Extracted data entries
###
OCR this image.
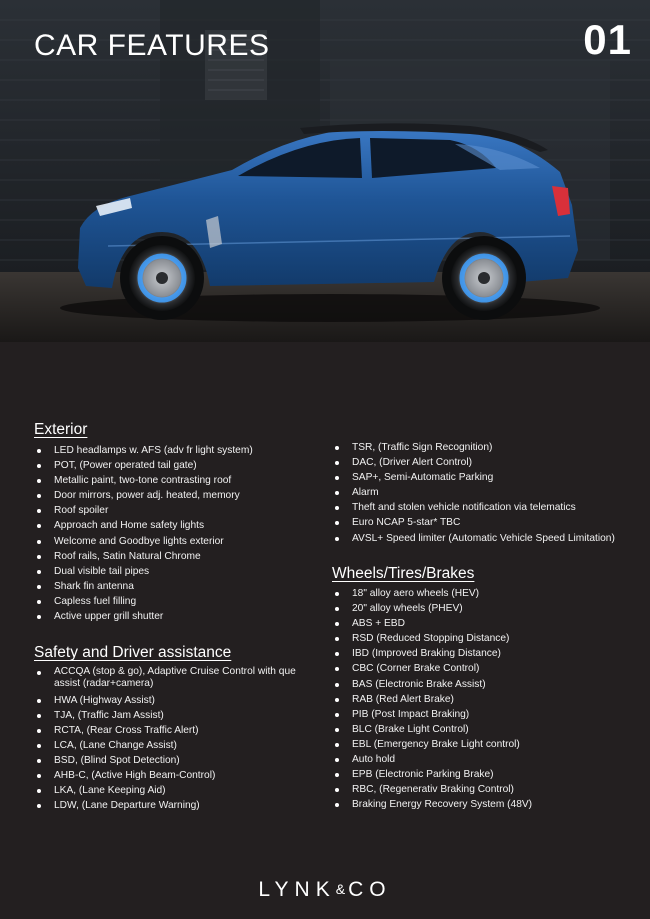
CAR FEATURES	01
Exterior
LED headlamps w. AFS (adv fr light system)
POT, (Power operated tail gate)
Metallic paint, two-tone contrasting roof
Door mirrors, power adj. heated, memory
Roof spoiler
Approach and Home safety lights
Welcome and Goodbye lights exterior
Roof rails, Satin Natural Chrome
Dual visible tail pipes
Shark fin antenna
Capless fuel filling
Active upper grill shutter
Safety and Driver assistance
ACCQA (stop & go), Adaptive Cruise Control with que assist (radar+camera)
HWA (Highway Assist)
TJA, (Traffic Jam Assist)
RCTA, (Rear Cross Traffic Alert)
LCA, (Lane Change Assist)
BSD, (Blind Spot Detection)
AHB-C, (Active High Beam-Control)
LKA, (Lane Keeping Aid)
LDW, (Lane Departure Warning)
TSR, (Traffic Sign Recognition)
DAC, (Driver Alert Control)
SAP+, Semi-Automatic Parking
Alarm
Theft and stolen vehicle notification via telematics
Euro NCAP 5-star* TBC
AVSL+ Speed limiter (Automatic Vehicle Speed Limitation)
Wheels/Tires/Brakes
18" alloy aero wheels (HEV)
20" alloy wheels (PHEV)
ABS + EBD
RSD (Reduced Stopping Distance)
IBD (Improved Braking Distance)
CBC (Corner Brake Control)
BAS (Electronic Brake Assist)
RAB (Red Alert Brake)
PIB (Post Impact Braking)
BLC (Brake Light Control)
EBL (Emergency Brake Light control)
Auto hold
EPB (Electronic Parking Brake)
RBC, (Regenerativ Braking Control)
Braking Energy Recovery System (48V)
LYNK&CO
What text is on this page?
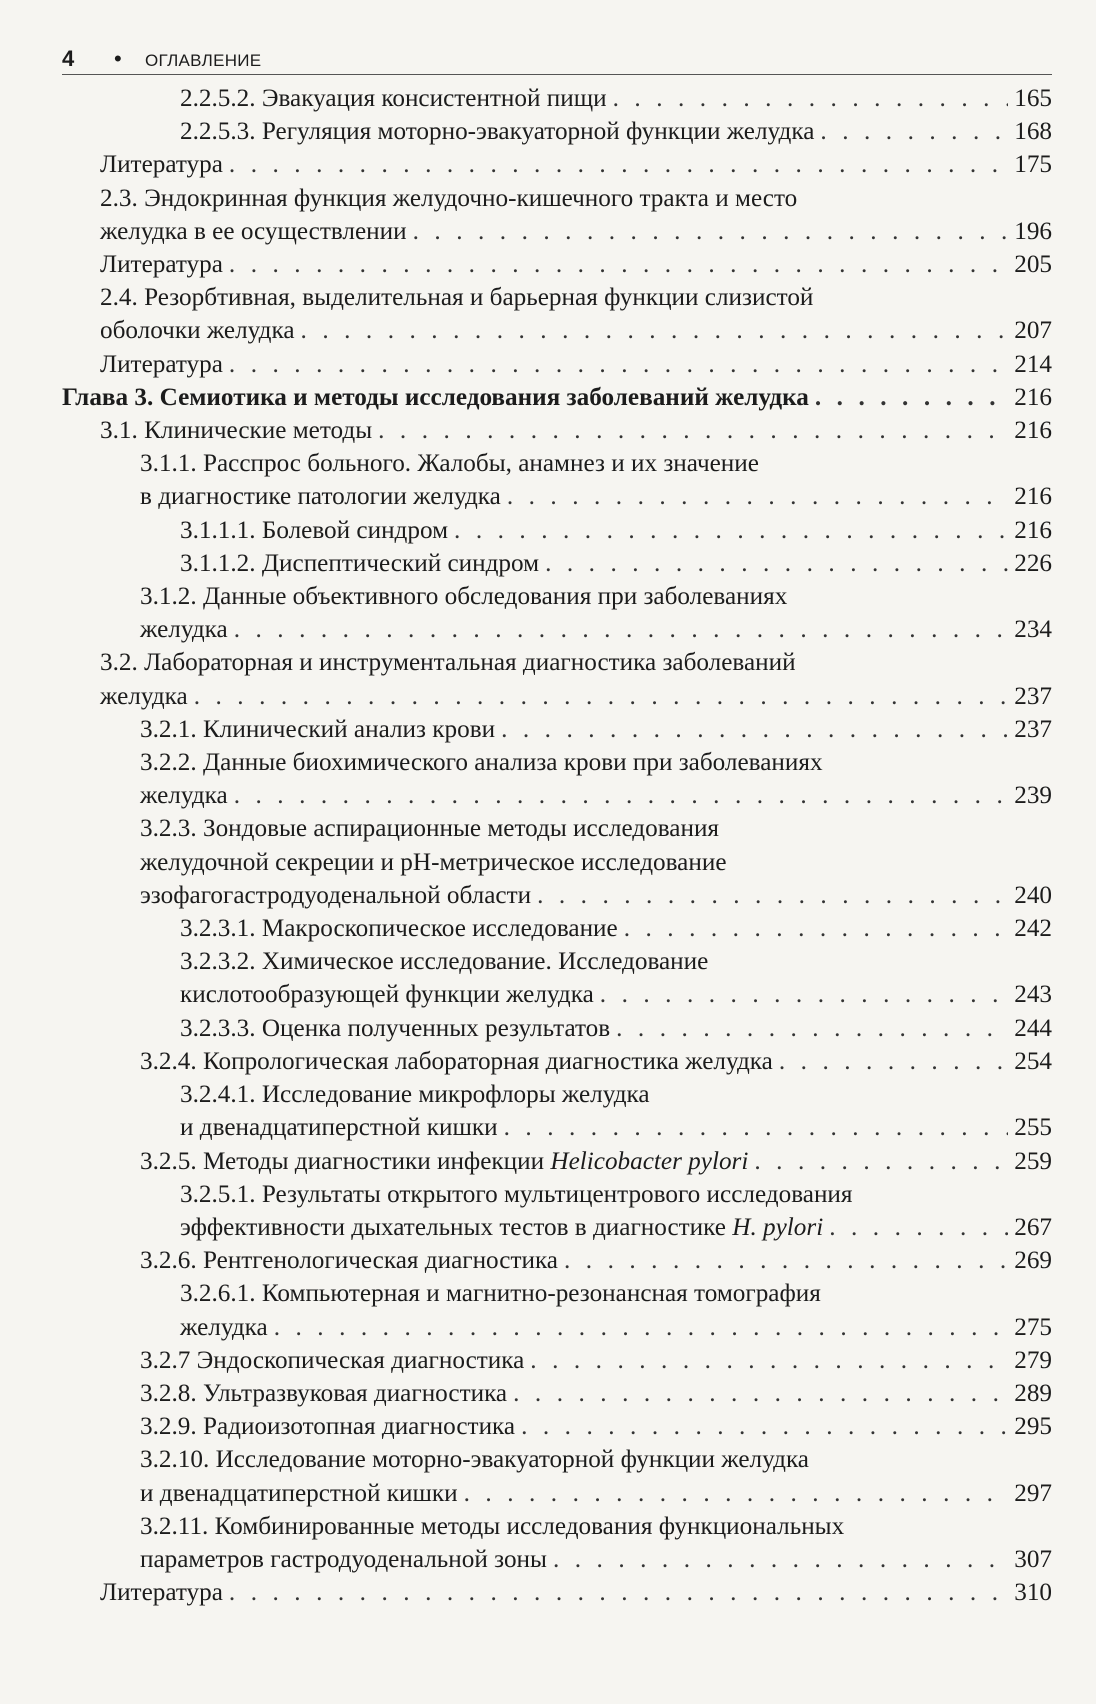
4 • ОГЛАВЛЕНИЕ
2.2.5.2. Эвакуация консистентной пищи . . .	165
2.2.5.3. Регуляция моторно-эвакуаторной функции желудка . . .	168
Литература . . .	175
2.3. Эндокринная функция желудочно-кишечного тракта и место
желудка в ее осуществлении . . .	196
Литература . . .	205
2.4. Резорбтивная, выделительная и барьерная функции слизистой
оболочки желудка . . .	207
Литература . . .	214
Глава 3. Семиотика и методы исследования заболеваний желудка . . .	216
3.1. Клинические методы . . .	216
3.1.1. Расспрос больного. Жалобы, анамнез и их значение
в диагностике патологии желудка . . .	216
3.1.1.1. Болевой синдром . . .	216
3.1.1.2. Диспептический синдром . . .	226
3.1.2. Данные объективного обследования при заболеваниях
желудка . . .	234
3.2. Лабораторная и инструментальная диагностика заболеваний
желудка . . .	237
3.2.1. Клинический анализ крови . . .	237
3.2.2. Данные биохимического анализа крови при заболеваниях
желудка . . .	239
3.2.3. Зондовые аспирационные методы исследования
желудочной секреции и pH-метрическое исследование
эзофагогастродуоденальной области . . .	240
3.2.3.1. Макроскопическое исследование . . .	242
3.2.3.2. Химическое исследование. Исследование
кислотообразующей функции желудка . . .	243
3.2.3.3. Оценка полученных результатов . . .	244
3.2.4. Копрологическая лабораторная диагностика желудка . . .	254
3.2.4.1. Исследование микрофлоры желудка
и двенадцатиперстной кишки . . .	255
3.2.5. Методы диагностики инфекции Helicobacter pylori . . .	259
3.2.5.1. Результаты открытого мультицентрового исследования
эффективности дыхательных тестов в диагностике H. pylori . . .	267
3.2.6. Рентгенологическая диагностика . . .	269
3.2.6.1. Компьютерная и магнитно-резонансная томография
желудка . . .	275
3.2.7 Эндоскопическая диагностика . . .	279
3.2.8. Ультразвуковая диагностика . . .	289
3.2.9. Радиоизотопная диагностика . . .	295
3.2.10. Исследование моторно-эвакуаторной функции желудка
и двенадцатиперстной кишки . . .	297
3.2.11. Комбинированные методы исследования функциональных
параметров гастродуоденальной зоны . . .	307
Литература . . .	310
###
== What is expected ==
Read the entries above, then pull out the lines that include "Braking".

== Full solution ==
IBD (Improved Braking Distance)
PIB (Post Impact Braking)
RBC, (Regenerativ Braking Control)
Braking Energy Recovery System (48V)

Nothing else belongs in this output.